STATED TASK 1
In the passage on collective punishment in the Bible, how far do the Ten Commandments threaten punishment?

★ ★ ★ ★

Moreover, the concept of punishing and rewarding descendants raises troubling moral questions about individual versus familial
or group accountability. It simply isn’t fair to punish an innocent person for another’s sin. This issue first arose when
God punished Adam and Eve, not only by exiling
them
as individuals, but by inflicting painful sanctions on all working men and childbearing women. If the murder of Abel by Cain
is also seen as part of the punishment of their parents, then the life of the innocent Abel was forfeited to avenge a crime
he did not commit.
The flood, the destruction of Sodom and Gomorrah, and the slaughter of the entire clan of Shechem are other examples of collective
or familial punishment. The subsequent law books articulate conflicting rules regarding this difficult issue. The Ten Commandments
threaten punishment “to the fourth generation,” while Deuteronomy, thought to be a later work, mandates that “fathers shall
not be put to death for children, neither children be put to death for fathers: every man shall be put to death for his own
sin.” The commentators struggle to reconcile these apparently conflicting texts.
15
In addition to contradictory rules, we see inconsistent practices throughout the Bible. God commands the destruction of Amalek
throughout the generations for the crimes of one generation. He threatens reprisals on the descendants of sinners and rewards
on the descendants of just people. Sometimes the collective punishment is vertical (down through the generations), other times
it is horizontal (within one generation, but extending to the entire family, clan, or city). Yet paradoxically, God appears
to agree with Abraham that the innocent should not be swept along with the guilty.

★ ★ ★ ★

STATED TASK 2
Reproduce the stretch of the entries from the start of the entries through the line containing "part-90-top: 90 (1125, 316, 1145, 338)", both ends included.

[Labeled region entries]
★ ★ ★ ★

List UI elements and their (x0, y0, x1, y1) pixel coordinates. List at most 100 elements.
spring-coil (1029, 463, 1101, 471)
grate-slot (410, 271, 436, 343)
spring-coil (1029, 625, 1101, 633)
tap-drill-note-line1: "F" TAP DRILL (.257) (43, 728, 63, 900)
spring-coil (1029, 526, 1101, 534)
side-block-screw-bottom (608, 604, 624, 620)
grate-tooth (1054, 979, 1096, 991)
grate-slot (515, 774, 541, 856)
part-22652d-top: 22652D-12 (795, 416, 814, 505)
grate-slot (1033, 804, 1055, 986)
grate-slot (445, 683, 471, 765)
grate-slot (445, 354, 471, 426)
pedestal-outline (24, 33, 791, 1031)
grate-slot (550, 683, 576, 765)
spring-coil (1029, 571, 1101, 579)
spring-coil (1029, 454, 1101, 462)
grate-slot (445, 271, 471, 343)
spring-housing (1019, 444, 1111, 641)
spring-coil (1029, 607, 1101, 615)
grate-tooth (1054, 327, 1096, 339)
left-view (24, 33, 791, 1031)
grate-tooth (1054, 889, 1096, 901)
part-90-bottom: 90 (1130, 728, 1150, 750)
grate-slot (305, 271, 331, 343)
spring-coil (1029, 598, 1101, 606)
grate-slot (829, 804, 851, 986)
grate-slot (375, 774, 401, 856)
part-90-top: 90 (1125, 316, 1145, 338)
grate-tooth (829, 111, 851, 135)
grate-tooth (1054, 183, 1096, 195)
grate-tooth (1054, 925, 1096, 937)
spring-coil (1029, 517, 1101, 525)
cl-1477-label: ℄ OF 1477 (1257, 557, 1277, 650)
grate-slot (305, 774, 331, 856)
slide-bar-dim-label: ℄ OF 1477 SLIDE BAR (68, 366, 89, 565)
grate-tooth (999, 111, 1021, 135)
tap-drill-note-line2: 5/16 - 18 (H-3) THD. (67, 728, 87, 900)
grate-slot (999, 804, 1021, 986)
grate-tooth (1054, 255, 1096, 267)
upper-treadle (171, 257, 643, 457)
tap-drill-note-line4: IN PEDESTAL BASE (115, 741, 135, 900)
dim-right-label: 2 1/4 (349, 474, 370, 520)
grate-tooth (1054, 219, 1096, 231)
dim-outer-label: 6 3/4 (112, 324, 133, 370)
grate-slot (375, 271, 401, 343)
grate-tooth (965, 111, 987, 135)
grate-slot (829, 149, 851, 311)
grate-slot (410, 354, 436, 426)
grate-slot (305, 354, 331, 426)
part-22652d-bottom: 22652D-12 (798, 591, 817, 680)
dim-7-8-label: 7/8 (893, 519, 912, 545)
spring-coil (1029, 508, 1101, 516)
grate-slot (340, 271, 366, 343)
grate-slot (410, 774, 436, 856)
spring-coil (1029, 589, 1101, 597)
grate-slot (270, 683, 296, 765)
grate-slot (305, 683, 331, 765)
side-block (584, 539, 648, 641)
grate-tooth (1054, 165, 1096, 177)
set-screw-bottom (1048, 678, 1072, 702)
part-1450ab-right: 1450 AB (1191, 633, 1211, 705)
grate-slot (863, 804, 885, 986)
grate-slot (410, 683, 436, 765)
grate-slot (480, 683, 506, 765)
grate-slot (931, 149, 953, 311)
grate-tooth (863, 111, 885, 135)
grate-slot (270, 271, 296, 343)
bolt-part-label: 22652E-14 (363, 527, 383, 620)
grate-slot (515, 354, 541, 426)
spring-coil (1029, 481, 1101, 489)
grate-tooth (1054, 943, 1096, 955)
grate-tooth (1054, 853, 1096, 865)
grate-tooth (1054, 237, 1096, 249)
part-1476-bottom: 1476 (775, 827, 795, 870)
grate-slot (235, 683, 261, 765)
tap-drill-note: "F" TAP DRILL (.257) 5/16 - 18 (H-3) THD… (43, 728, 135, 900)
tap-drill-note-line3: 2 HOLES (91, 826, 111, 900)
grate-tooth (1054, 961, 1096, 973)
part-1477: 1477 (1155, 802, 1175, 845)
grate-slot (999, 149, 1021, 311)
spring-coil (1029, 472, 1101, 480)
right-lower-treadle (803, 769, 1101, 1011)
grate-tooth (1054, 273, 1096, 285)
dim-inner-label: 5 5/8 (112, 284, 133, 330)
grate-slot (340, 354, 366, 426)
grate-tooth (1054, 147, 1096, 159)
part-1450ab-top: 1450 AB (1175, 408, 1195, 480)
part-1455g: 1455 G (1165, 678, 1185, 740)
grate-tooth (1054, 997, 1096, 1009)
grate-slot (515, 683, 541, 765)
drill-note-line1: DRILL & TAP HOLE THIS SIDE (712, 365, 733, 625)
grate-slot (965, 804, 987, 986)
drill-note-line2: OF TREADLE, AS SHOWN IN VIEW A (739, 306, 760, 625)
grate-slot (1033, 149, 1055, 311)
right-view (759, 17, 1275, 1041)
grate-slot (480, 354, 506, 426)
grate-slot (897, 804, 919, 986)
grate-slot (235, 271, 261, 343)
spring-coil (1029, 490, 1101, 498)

★ ★ ★ ★

EXPECTED ANSWER 1
To the fourth generation.

EXPECTED ANSWER 2
List UI elements and their (x0, y0, x1, y1) pixel coordinates. List at most 100 elements.
spring-coil (1029, 463, 1101, 471)
grate-slot (410, 271, 436, 343)
spring-coil (1029, 625, 1101, 633)
tap-drill-note-line1: "F" TAP DRILL (.257) (43, 728, 63, 900)
spring-coil (1029, 526, 1101, 534)
side-block-screw-bottom (608, 604, 624, 620)
grate-tooth (1054, 979, 1096, 991)
grate-slot (515, 774, 541, 856)
part-22652d-top: 22652D-12 (795, 416, 814, 505)
grate-slot (1033, 804, 1055, 986)
grate-slot (445, 683, 471, 765)
grate-slot (445, 354, 471, 426)
pedestal-outline (24, 33, 791, 1031)
grate-slot (550, 683, 576, 765)
spring-coil (1029, 571, 1101, 579)
spring-coil (1029, 454, 1101, 462)
grate-slot (445, 271, 471, 343)
spring-housing (1019, 444, 1111, 641)
spring-coil (1029, 607, 1101, 615)
grate-tooth (1054, 327, 1096, 339)
left-view (24, 33, 791, 1031)
grate-tooth (1054, 889, 1096, 901)
part-90-bottom: 90 (1130, 728, 1150, 750)
grate-slot (305, 271, 331, 343)
spring-coil (1029, 598, 1101, 606)
grate-slot (829, 804, 851, 986)
grate-slot (375, 774, 401, 856)
part-90-top: 90 (1125, 316, 1145, 338)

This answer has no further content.